::: Data lines
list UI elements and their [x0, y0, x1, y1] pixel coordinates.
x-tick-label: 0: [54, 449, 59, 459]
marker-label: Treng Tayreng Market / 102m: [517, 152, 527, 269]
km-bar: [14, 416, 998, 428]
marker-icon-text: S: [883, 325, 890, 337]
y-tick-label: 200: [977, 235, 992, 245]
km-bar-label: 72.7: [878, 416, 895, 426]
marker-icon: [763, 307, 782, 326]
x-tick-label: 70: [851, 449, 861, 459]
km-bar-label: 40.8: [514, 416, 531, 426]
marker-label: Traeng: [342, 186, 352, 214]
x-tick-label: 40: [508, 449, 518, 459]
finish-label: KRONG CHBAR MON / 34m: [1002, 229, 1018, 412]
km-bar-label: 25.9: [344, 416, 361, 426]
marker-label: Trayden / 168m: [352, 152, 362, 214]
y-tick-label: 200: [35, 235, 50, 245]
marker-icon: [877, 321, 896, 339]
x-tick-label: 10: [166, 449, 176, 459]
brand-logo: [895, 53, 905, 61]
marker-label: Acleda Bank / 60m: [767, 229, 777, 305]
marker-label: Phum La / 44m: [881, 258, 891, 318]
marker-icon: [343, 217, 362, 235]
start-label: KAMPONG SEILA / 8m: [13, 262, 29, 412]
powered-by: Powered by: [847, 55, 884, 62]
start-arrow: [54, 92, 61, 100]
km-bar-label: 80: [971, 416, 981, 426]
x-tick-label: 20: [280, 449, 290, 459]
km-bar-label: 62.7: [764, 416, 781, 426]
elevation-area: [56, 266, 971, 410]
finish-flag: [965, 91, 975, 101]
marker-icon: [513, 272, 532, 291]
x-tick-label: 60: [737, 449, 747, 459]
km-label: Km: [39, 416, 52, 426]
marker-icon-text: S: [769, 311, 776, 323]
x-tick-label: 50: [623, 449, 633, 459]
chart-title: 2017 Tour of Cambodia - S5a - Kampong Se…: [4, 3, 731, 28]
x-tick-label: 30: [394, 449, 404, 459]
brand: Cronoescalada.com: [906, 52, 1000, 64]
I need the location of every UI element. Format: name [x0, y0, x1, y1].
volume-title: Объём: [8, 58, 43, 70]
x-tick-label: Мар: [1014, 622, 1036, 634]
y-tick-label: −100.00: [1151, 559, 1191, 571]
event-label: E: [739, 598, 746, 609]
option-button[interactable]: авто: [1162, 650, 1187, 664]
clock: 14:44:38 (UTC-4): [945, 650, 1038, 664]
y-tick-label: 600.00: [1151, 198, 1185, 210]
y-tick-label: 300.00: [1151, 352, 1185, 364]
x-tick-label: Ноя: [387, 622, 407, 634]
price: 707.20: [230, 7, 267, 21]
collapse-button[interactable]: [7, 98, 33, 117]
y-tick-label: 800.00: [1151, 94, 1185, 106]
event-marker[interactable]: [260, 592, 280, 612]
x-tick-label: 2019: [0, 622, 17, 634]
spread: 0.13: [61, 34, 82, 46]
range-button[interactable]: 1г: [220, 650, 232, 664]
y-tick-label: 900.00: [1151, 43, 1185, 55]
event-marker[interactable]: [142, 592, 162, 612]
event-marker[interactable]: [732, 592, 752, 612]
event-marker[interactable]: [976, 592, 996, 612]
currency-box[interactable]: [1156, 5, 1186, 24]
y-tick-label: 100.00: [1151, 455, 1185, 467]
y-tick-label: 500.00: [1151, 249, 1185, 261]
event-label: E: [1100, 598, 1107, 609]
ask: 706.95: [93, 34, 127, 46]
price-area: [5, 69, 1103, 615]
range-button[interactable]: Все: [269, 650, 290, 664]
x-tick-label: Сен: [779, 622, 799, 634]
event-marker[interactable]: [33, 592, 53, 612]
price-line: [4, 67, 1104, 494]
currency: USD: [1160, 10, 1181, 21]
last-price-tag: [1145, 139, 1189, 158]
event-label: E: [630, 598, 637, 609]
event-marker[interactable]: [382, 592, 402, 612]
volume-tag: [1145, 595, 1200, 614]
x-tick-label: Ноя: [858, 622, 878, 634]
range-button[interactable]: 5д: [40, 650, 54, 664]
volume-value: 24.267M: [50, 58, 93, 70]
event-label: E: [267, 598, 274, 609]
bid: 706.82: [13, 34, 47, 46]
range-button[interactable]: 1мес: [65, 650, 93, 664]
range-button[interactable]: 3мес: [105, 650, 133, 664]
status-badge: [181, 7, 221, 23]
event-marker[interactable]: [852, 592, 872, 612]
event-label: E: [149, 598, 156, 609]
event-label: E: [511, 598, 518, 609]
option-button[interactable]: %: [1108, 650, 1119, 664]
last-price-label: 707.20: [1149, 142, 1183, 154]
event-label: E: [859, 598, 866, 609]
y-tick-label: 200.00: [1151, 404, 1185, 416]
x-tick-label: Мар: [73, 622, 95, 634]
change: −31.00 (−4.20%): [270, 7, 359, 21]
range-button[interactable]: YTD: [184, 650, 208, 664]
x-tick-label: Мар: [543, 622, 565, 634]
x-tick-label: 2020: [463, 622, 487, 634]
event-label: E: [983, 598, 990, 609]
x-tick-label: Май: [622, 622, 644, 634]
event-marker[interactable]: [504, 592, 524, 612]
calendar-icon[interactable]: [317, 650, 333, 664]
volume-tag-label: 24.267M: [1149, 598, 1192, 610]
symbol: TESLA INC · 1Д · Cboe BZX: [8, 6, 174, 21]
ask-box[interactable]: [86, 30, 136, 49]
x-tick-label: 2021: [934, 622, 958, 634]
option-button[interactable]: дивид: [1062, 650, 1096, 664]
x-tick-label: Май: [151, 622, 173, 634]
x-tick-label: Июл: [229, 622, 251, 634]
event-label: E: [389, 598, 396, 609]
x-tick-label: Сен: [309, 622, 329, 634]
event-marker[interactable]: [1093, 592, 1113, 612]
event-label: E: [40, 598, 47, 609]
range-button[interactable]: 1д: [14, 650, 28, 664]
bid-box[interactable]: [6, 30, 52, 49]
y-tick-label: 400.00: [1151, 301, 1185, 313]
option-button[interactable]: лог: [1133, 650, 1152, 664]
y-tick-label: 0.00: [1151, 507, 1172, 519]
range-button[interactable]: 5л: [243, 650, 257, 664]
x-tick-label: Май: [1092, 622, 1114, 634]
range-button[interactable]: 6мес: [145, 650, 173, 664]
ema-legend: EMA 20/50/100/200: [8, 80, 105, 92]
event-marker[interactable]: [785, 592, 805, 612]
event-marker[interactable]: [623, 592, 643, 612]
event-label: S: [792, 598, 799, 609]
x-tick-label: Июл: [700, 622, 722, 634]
::::::
::: Data lines
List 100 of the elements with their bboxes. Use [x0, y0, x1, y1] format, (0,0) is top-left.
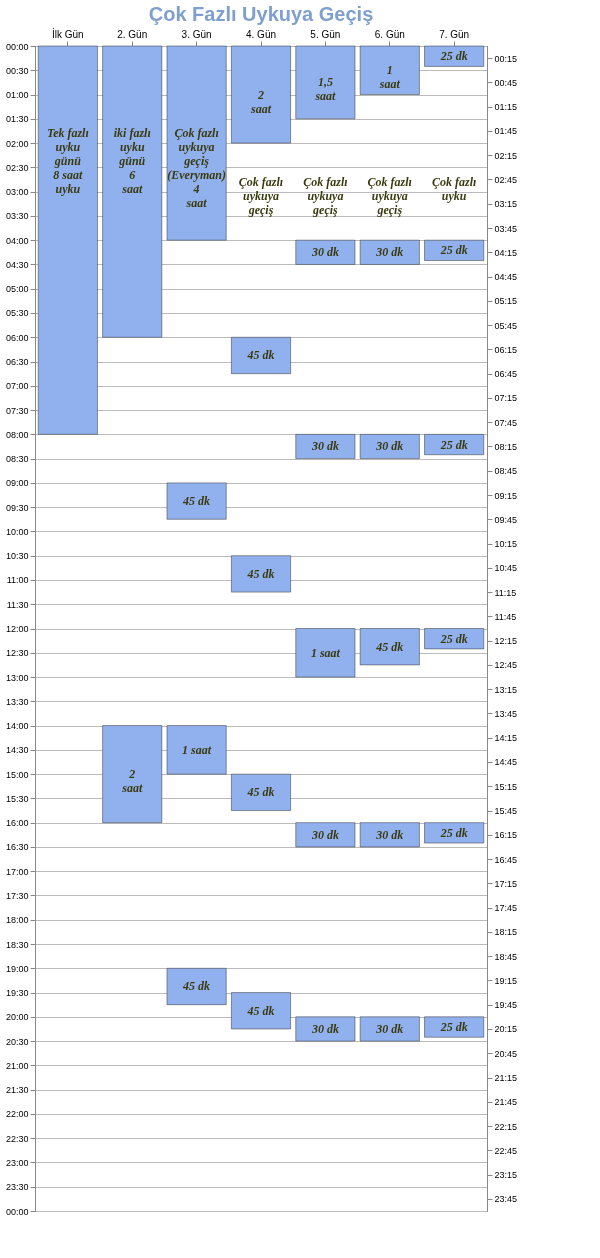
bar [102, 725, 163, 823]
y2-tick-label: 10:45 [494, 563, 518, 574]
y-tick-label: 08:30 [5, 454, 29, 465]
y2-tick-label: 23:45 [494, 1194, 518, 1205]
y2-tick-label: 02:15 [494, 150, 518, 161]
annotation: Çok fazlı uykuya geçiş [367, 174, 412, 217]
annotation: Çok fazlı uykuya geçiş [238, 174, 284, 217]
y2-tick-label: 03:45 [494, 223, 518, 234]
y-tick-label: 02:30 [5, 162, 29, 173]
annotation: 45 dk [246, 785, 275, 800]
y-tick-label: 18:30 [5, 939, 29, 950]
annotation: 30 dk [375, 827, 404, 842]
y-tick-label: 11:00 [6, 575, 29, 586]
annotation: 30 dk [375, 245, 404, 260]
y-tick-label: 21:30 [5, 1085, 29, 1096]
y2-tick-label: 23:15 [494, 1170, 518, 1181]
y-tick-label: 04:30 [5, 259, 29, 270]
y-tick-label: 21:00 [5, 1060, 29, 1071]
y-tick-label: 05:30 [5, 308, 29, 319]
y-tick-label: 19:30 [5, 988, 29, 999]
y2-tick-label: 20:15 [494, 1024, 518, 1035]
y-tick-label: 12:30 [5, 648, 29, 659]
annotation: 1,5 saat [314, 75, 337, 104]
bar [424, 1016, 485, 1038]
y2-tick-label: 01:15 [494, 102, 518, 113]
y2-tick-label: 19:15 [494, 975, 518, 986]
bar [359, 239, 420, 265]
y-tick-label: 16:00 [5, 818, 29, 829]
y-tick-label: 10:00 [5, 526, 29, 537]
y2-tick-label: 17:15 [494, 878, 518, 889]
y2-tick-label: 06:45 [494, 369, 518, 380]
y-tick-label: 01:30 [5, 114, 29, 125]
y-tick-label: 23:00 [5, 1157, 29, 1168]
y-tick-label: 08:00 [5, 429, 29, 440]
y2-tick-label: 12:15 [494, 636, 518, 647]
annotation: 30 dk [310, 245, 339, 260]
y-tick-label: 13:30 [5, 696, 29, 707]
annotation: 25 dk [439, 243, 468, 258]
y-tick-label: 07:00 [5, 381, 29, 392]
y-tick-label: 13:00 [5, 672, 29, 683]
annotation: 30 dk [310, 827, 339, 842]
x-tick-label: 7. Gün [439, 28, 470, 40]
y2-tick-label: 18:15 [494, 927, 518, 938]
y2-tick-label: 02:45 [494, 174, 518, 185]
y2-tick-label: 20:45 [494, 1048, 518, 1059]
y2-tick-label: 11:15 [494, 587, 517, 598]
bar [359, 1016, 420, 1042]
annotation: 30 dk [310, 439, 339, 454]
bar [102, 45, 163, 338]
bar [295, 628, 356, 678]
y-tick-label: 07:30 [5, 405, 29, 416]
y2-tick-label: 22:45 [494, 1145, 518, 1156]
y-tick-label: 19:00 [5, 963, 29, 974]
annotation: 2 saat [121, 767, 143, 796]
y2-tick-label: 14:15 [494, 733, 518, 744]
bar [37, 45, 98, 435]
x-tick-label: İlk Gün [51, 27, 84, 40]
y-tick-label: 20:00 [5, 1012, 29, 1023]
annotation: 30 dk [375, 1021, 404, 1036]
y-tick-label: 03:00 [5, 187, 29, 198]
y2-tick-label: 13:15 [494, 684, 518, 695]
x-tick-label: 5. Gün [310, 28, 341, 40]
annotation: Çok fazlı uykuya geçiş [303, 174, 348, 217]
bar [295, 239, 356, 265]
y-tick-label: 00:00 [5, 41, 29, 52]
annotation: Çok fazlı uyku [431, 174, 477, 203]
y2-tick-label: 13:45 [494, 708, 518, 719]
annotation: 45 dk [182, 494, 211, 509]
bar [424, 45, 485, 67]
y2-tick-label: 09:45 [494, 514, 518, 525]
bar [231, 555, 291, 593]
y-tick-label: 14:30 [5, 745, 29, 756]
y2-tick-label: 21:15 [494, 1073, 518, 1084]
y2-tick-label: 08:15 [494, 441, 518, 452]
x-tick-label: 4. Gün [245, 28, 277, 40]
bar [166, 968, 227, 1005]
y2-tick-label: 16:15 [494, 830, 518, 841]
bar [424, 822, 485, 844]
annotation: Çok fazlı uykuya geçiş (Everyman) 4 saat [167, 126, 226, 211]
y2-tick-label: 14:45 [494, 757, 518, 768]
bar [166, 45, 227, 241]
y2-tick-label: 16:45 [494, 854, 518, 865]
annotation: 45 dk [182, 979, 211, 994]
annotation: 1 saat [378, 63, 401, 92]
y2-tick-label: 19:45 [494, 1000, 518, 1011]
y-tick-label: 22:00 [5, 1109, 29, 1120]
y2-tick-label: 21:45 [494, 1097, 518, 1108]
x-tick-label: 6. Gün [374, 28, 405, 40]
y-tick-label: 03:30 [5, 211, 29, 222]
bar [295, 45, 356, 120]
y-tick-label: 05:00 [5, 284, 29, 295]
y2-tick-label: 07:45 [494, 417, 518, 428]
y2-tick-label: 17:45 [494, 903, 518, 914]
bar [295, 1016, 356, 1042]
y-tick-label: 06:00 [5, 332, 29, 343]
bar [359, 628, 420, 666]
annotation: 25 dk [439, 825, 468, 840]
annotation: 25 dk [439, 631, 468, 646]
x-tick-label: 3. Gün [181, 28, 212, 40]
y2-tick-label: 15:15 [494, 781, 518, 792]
::::::
::: Data lines
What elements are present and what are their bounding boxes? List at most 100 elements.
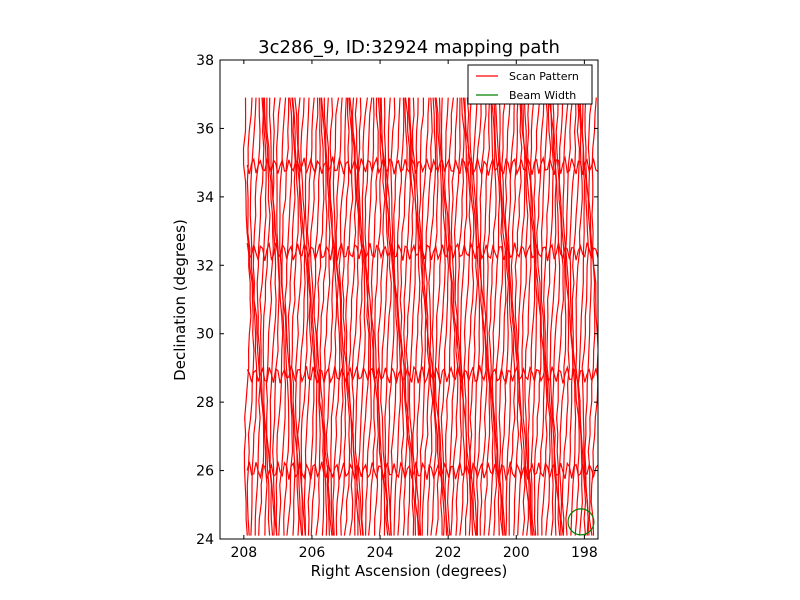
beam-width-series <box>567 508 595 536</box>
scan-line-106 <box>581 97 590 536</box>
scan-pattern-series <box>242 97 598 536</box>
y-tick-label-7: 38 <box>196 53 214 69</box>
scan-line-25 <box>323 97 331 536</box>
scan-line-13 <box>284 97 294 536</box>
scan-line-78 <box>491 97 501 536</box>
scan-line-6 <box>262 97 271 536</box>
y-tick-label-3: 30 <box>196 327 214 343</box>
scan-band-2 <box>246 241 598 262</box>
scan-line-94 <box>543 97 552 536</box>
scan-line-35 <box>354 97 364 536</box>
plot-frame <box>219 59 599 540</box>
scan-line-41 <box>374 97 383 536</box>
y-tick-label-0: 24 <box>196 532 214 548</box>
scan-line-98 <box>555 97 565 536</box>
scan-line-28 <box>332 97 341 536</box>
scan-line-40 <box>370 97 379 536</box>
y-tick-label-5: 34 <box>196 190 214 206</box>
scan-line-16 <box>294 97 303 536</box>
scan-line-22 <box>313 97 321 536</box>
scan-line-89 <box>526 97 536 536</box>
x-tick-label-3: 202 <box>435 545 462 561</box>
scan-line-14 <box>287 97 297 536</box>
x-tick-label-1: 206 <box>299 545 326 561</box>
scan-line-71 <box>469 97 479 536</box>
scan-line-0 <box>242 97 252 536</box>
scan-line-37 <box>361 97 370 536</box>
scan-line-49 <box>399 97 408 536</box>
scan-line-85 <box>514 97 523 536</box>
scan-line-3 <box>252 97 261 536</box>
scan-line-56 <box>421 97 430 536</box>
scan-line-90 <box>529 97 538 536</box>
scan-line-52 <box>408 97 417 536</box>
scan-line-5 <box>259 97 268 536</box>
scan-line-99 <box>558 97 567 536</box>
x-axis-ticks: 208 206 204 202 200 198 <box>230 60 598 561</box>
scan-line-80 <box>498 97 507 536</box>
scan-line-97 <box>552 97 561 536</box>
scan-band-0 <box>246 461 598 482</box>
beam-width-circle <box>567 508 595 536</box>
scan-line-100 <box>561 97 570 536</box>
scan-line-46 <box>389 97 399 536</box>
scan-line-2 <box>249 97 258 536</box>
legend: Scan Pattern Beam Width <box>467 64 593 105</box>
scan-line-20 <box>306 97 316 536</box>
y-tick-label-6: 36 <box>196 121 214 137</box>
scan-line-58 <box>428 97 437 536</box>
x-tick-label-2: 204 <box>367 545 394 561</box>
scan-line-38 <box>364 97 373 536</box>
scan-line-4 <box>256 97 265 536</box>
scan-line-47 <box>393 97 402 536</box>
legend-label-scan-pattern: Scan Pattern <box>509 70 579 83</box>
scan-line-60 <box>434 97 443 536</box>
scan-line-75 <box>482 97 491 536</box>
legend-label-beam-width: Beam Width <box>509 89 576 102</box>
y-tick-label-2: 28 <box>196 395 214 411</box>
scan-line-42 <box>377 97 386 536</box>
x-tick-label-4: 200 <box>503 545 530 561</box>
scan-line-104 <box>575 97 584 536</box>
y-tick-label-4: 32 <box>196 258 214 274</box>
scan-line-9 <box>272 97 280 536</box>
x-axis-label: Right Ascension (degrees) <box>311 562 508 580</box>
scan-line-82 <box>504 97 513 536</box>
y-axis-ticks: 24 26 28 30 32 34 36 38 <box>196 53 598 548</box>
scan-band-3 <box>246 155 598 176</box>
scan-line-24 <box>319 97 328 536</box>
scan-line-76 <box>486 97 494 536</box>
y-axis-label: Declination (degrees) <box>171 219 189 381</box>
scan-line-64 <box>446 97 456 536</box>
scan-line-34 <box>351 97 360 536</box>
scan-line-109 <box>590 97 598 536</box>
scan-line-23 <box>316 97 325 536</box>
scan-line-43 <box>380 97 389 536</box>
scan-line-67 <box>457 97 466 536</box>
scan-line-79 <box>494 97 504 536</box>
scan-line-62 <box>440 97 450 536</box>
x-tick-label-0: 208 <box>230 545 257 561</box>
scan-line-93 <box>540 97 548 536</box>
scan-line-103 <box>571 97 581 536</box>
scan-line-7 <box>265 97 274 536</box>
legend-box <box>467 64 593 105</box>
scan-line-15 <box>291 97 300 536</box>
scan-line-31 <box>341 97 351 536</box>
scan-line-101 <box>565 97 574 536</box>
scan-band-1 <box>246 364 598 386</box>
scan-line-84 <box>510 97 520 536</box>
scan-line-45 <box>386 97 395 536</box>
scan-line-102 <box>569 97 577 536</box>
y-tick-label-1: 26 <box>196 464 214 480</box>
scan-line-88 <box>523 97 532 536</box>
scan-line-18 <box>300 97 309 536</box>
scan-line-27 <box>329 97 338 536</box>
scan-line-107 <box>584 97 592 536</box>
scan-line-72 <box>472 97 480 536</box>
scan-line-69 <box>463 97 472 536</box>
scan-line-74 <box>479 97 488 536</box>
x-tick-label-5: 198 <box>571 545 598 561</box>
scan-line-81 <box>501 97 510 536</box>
::::::
§ What you will do:
Could you rewrite the data from the line with "list UI elements" up to and including the line with "km-bar-label: 25.9: [344, 416, 361, 426]", renaming "marker-label" to "place-label" and leaving everything else unchanged?

§ The output:
list UI elements and their [x0, y0, x1, y1] pixel coordinates.
x-tick-label: 0: [54, 449, 59, 459]
place-label: Treng Tayreng Market / 102m: [517, 152, 527, 269]
km-bar: [14, 416, 998, 428]
marker-icon-text: S: [883, 325, 890, 337]
y-tick-label: 200: [977, 235, 992, 245]
km-bar-label: 72.7: [878, 416, 895, 426]
marker-icon: [763, 307, 782, 326]
x-tick-label: 70: [851, 449, 861, 459]
km-bar-label: 40.8: [514, 416, 531, 426]
place-label: Traeng: [342, 186, 352, 214]
x-tick-label: 40: [508, 449, 518, 459]
finish-label: KRONG CHBAR MON / 34m: [1002, 229, 1018, 412]
km-bar-label: 25.9: [344, 416, 361, 426]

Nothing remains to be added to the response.